**DATA FOR THIS EXERCISE:**
----------

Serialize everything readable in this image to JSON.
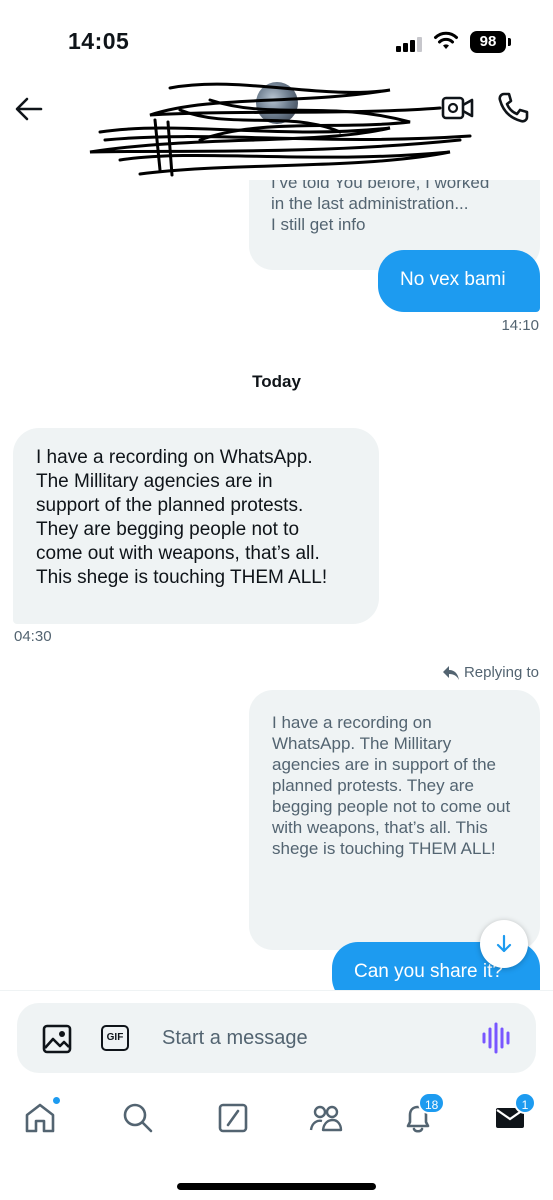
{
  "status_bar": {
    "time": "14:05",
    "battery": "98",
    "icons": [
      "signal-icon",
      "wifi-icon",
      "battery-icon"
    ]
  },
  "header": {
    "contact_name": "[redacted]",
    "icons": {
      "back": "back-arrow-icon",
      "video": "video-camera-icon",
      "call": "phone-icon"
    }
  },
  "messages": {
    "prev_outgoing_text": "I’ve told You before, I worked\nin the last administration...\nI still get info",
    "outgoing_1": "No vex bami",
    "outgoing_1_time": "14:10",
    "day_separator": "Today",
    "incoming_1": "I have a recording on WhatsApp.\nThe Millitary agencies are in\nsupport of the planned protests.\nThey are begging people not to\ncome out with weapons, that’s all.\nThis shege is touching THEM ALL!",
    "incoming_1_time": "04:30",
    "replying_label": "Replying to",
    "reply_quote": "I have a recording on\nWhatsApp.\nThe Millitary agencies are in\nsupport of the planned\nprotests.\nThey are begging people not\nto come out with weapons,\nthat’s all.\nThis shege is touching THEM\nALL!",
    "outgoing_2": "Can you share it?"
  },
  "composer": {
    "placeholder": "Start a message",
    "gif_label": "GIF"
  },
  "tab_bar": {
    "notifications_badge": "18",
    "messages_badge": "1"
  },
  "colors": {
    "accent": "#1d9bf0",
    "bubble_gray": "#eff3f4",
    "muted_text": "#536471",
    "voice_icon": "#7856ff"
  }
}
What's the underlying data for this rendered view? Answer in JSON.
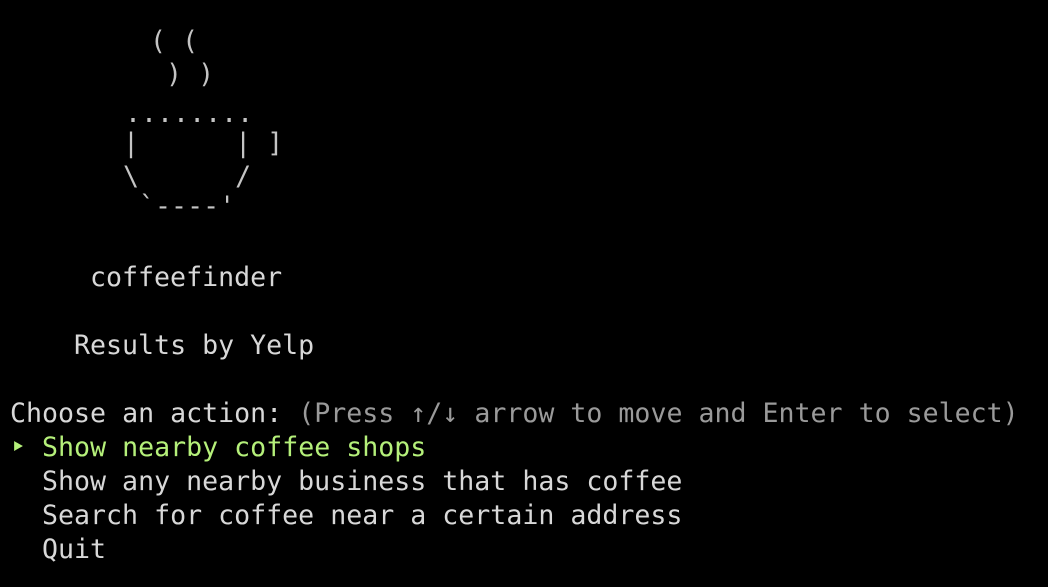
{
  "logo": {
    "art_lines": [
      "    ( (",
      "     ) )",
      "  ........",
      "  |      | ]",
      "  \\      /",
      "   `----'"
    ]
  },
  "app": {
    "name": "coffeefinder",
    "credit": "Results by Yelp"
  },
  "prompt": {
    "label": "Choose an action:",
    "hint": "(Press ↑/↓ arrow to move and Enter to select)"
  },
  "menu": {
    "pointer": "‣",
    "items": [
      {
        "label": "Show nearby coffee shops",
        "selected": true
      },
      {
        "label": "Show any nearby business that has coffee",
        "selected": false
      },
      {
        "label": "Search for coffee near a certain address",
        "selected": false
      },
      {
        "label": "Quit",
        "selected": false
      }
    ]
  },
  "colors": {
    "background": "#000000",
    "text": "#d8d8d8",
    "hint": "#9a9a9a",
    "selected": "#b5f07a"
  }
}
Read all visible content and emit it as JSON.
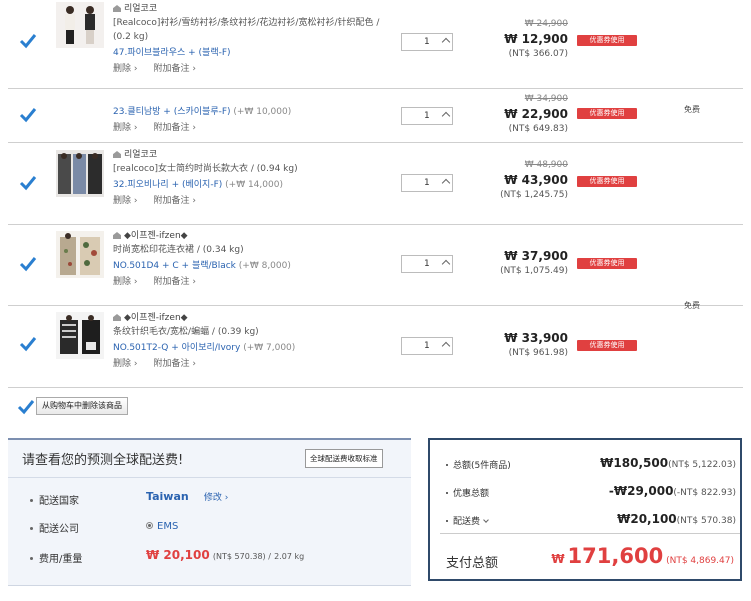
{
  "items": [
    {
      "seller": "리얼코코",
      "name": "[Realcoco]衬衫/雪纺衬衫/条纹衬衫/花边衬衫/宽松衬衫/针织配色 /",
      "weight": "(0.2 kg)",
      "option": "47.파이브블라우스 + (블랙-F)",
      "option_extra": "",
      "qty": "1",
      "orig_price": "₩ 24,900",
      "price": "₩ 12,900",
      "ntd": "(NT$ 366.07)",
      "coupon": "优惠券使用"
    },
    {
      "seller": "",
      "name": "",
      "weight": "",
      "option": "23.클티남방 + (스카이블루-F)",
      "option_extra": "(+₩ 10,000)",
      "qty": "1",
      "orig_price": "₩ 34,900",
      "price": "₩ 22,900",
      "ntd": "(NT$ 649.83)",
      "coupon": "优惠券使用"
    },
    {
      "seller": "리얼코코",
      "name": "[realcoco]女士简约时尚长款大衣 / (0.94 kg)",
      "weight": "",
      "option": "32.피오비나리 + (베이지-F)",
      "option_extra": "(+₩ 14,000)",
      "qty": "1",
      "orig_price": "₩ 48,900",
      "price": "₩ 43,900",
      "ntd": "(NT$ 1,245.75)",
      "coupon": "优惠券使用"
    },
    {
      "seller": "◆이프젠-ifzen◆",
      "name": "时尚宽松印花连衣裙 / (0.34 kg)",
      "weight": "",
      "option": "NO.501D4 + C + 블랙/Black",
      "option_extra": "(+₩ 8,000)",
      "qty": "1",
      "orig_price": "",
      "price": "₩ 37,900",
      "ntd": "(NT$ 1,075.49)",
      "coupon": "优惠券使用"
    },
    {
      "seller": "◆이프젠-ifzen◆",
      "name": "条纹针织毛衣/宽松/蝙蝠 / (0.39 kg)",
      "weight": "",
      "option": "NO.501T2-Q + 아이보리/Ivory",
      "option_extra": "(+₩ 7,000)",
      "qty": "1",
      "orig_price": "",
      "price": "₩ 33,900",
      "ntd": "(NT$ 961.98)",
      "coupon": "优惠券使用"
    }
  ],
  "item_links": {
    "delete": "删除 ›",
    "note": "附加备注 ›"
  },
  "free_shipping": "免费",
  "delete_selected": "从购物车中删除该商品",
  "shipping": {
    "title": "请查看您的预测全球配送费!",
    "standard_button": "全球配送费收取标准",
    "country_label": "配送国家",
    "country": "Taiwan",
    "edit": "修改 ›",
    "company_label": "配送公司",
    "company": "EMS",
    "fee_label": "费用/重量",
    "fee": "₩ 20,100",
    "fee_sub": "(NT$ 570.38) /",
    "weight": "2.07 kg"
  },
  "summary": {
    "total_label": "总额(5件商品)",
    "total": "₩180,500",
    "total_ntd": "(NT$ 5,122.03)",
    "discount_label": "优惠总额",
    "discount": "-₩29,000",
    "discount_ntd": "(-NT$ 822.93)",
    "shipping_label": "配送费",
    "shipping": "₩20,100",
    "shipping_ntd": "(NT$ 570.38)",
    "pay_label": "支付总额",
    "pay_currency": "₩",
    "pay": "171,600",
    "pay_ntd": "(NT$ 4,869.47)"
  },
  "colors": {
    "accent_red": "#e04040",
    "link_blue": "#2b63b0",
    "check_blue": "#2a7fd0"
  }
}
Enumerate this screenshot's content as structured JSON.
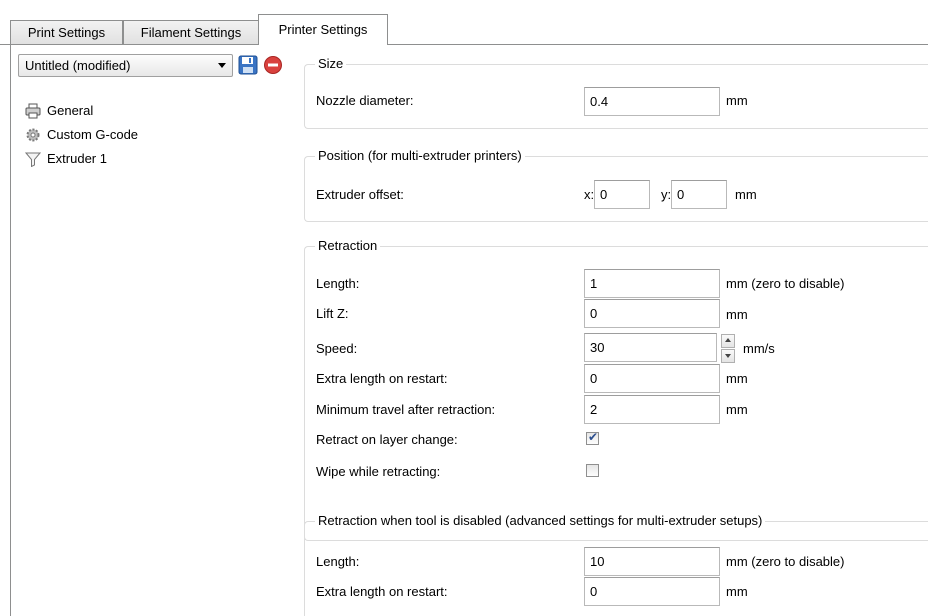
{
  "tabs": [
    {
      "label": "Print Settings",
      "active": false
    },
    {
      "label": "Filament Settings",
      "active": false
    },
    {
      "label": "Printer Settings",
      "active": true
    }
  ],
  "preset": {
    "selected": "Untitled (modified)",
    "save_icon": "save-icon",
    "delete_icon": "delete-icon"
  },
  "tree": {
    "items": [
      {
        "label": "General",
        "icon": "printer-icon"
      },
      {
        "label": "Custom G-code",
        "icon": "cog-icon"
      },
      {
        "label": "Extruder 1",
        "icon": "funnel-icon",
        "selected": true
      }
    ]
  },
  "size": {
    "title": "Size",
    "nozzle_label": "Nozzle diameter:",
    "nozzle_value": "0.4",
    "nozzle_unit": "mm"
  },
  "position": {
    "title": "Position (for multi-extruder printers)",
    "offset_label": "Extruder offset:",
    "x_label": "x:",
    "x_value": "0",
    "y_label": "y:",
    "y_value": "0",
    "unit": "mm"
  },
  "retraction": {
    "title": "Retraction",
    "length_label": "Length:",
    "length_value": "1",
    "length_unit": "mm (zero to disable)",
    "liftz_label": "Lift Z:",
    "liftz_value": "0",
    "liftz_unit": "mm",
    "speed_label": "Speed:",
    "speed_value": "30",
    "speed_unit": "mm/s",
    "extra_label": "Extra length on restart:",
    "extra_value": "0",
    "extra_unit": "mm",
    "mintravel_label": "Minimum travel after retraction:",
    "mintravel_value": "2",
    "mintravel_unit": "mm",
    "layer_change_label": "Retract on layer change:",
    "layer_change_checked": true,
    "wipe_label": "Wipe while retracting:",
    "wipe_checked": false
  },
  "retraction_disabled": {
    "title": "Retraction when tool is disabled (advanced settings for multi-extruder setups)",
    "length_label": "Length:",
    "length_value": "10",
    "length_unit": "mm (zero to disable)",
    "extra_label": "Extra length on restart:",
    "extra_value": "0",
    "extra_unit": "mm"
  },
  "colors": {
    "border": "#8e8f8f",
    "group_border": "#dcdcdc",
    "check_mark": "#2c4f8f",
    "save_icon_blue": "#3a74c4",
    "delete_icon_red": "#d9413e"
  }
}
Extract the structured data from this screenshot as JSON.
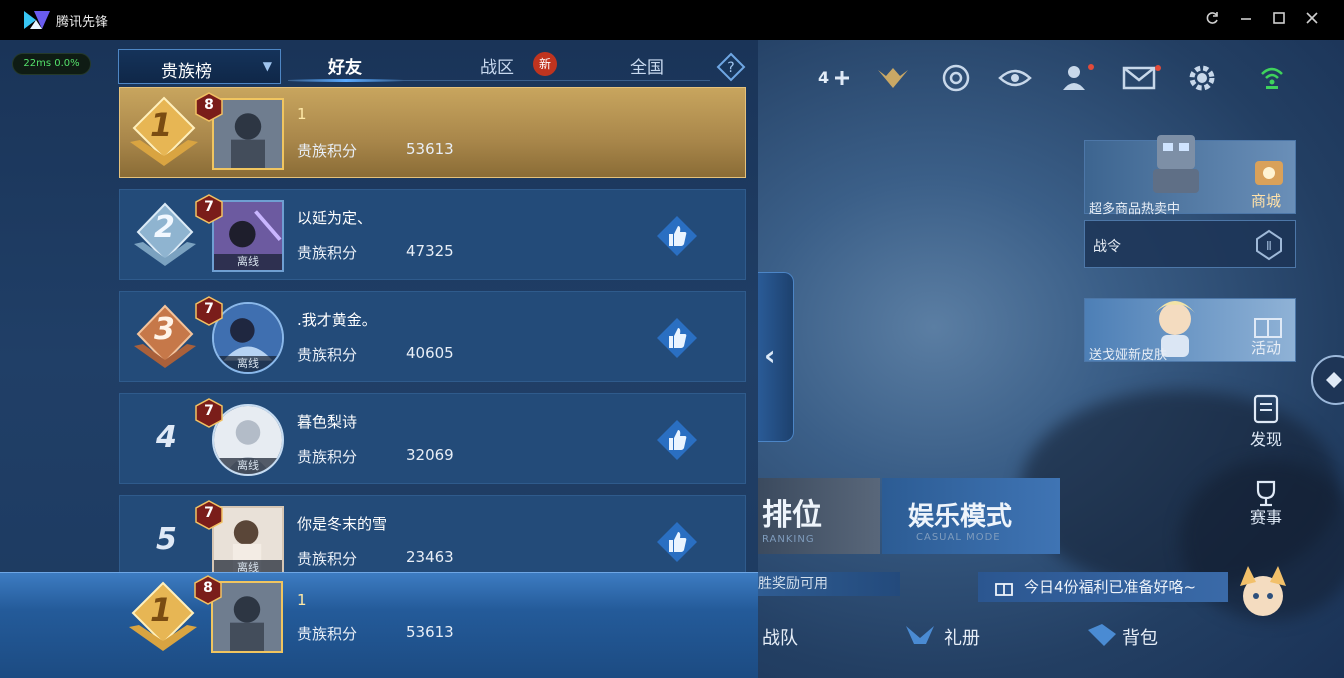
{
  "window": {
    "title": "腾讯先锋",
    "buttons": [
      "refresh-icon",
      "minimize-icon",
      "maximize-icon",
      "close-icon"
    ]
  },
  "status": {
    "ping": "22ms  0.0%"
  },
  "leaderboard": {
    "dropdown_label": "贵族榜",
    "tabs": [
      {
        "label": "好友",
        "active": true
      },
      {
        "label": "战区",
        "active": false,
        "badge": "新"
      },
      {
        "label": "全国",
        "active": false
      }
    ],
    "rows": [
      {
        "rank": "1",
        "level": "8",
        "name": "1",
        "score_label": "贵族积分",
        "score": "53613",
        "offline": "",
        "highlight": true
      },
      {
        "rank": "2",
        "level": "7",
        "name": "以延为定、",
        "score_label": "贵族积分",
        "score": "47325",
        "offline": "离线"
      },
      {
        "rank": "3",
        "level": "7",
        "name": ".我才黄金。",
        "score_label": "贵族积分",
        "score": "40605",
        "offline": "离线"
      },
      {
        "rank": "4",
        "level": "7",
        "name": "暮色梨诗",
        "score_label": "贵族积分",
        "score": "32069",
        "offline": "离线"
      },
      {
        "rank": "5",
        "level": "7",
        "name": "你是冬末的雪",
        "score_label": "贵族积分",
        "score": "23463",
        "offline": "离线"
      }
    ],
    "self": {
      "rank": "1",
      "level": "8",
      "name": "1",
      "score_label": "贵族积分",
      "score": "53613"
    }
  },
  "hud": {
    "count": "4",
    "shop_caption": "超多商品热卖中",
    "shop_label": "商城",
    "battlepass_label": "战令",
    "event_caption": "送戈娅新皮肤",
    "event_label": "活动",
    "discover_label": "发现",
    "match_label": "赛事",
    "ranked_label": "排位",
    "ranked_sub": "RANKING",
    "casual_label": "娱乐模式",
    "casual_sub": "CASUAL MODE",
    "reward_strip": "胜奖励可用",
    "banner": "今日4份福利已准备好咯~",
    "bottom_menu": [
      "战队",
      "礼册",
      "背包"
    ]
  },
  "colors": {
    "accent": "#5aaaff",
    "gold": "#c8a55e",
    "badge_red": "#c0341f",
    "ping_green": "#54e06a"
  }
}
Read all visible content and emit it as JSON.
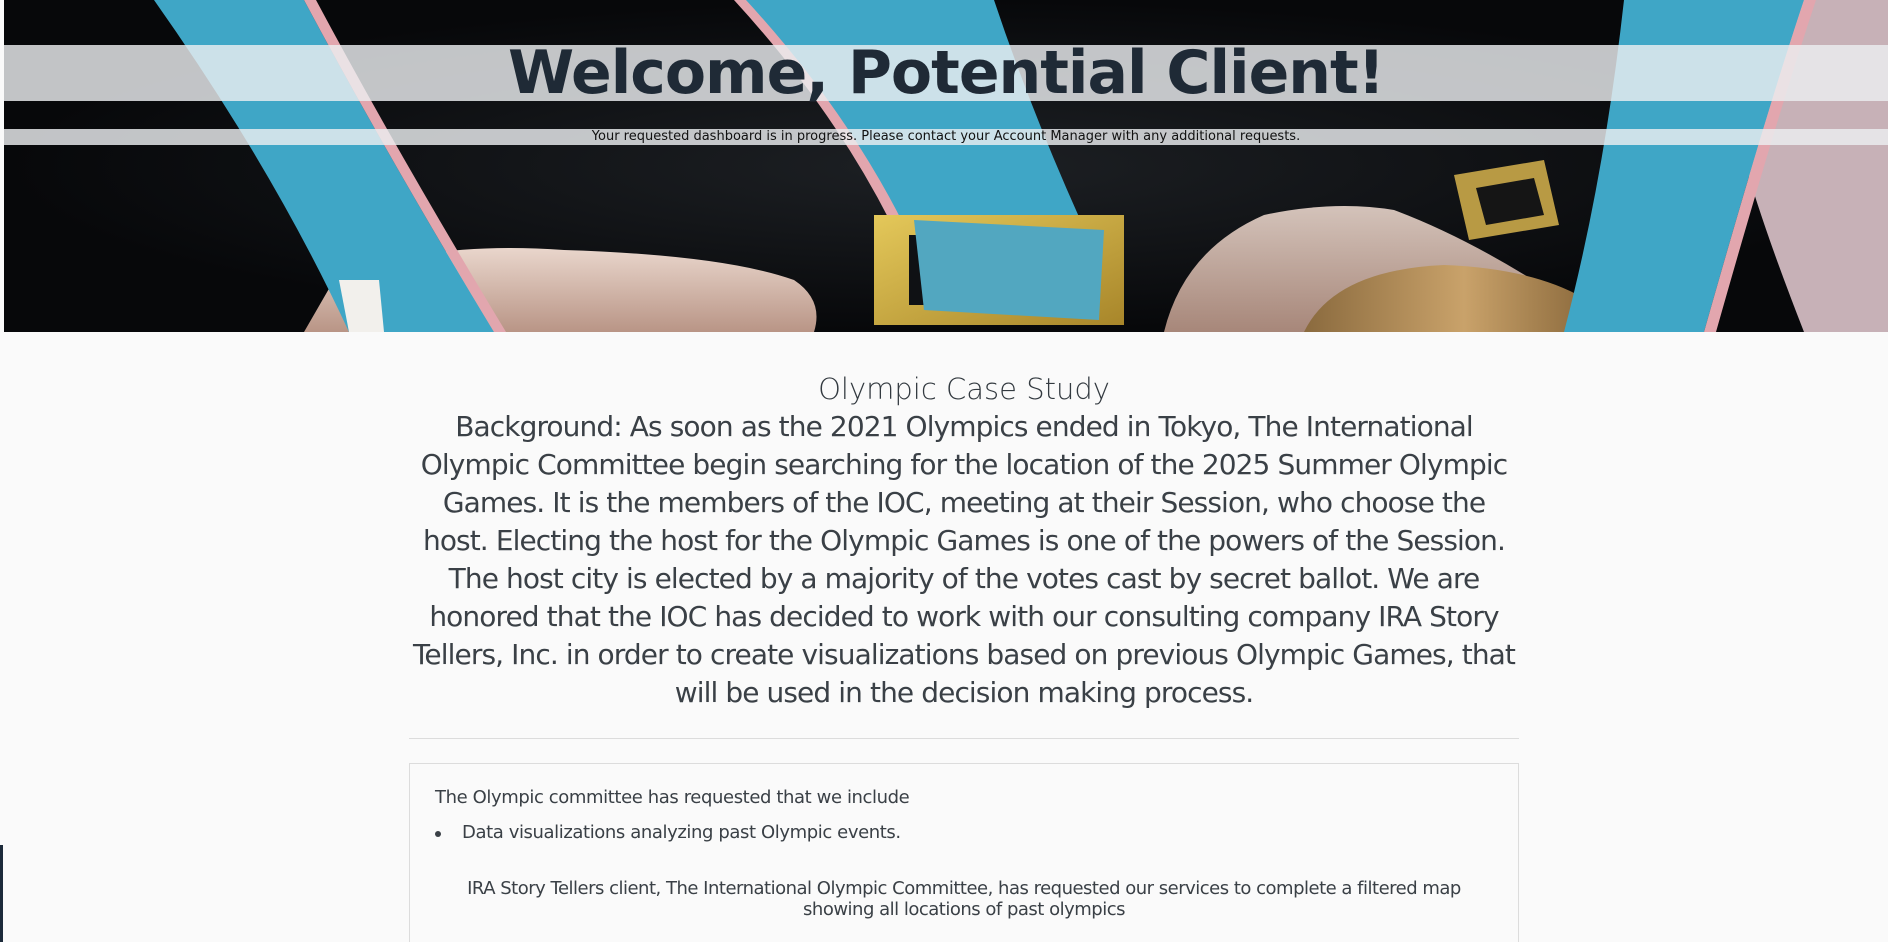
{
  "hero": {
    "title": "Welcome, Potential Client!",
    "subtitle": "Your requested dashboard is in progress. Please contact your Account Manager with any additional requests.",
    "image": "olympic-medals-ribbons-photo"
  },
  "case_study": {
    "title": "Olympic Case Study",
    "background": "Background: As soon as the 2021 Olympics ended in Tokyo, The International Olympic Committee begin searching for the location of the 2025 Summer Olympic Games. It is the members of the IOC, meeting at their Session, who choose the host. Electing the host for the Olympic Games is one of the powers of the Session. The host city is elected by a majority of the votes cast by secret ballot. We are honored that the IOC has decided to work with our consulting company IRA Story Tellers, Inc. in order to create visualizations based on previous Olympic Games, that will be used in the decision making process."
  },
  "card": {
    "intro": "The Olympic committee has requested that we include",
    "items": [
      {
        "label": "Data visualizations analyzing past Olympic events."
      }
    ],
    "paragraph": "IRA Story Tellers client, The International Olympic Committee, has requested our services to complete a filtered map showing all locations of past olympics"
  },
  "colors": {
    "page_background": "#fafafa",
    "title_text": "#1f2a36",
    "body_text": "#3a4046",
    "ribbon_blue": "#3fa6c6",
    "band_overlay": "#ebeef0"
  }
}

----------

Report how many lines in the data include the word "weapons", and give nothing but the count.

**SOLUTION TO THE EXERCISE:** 2